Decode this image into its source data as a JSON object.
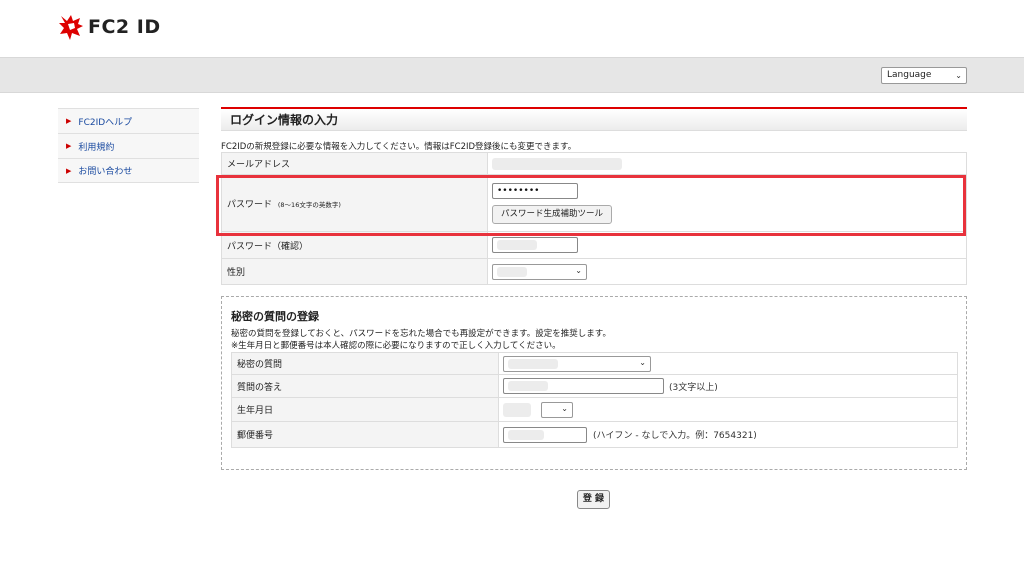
{
  "header": {
    "logo_text": "FC2 ID"
  },
  "language": {
    "label": "Language"
  },
  "sidebar": {
    "items": [
      {
        "label": "FC2IDヘルプ"
      },
      {
        "label": "利用規約"
      },
      {
        "label": "お問い合わせ"
      }
    ]
  },
  "login": {
    "title": "ログイン情報の入力",
    "description": "FC2IDの新規登録に必要な情報を入力してください。情報はFC2ID登録後にも変更できます。",
    "email_label": "メールアドレス",
    "password_label": "パスワード",
    "password_hint": "(8〜16文字の英数字)",
    "password_value": "••••••••",
    "password_tool_button": "パスワード生成補助ツール",
    "password_confirm_label": "パスワード（確認）",
    "gender_label": "性別"
  },
  "secret": {
    "title": "秘密の質問の登録",
    "description": "秘密の質問を登録しておくと、パスワードを忘れた場合でも再設定ができます。設定を推奨します。",
    "note": "※生年月日と郵便番号は本人確認の際に必要になりますので正しく入力してください。",
    "question_label": "秘密の質問",
    "answer_label": "質問の答え",
    "answer_hint": "(3文字以上)",
    "birthday_label": "生年月日",
    "postal_label": "郵便番号",
    "postal_hint": "(ハイフン - なしで入力。例：7654321)"
  },
  "submit": {
    "label": "登 録"
  },
  "colors": {
    "accent": "#d00000",
    "highlight": "#e8323c",
    "link": "#1a4aa0"
  }
}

☆ ☆ ☆ ☆ ☆

WORK REQUIRED: Can you repeat every record above exactly, apart from the pictures?

EXERCISE OUTPUT:
Decode this image into its source data as a JSON object.
{
  "header": {
    "logo_text": "FC2 ID"
  },
  "language": {
    "label": "Language"
  },
  "sidebar": {
    "items": [
      {
        "label": "FC2IDヘルプ"
      },
      {
        "label": "利用規約"
      },
      {
        "label": "お問い合わせ"
      }
    ]
  },
  "login": {
    "title": "ログイン情報の入力",
    "description": "FC2IDの新規登録に必要な情報を入力してください。情報はFC2ID登録後にも変更できます。",
    "email_label": "メールアドレス",
    "password_label": "パスワード",
    "password_hint": "(8〜16文字の英数字)",
    "password_value": "••••••••",
    "password_tool_button": "パスワード生成補助ツール",
    "password_confirm_label": "パスワード（確認）",
    "gender_label": "性別"
  },
  "secret": {
    "title": "秘密の質問の登録",
    "description": "秘密の質問を登録しておくと、パスワードを忘れた場合でも再設定ができます。設定を推奨します。",
    "note": "※生年月日と郵便番号は本人確認の際に必要になりますので正しく入力してください。",
    "question_label": "秘密の質問",
    "answer_label": "質問の答え",
    "answer_hint": "(3文字以上)",
    "birthday_label": "生年月日",
    "postal_label": "郵便番号",
    "postal_hint": "(ハイフン - なしで入力。例：7654321)"
  },
  "submit": {
    "label": "登 録"
  },
  "colors": {
    "accent": "#d00000",
    "highlight": "#e8323c",
    "link": "#1a4aa0"
  }
}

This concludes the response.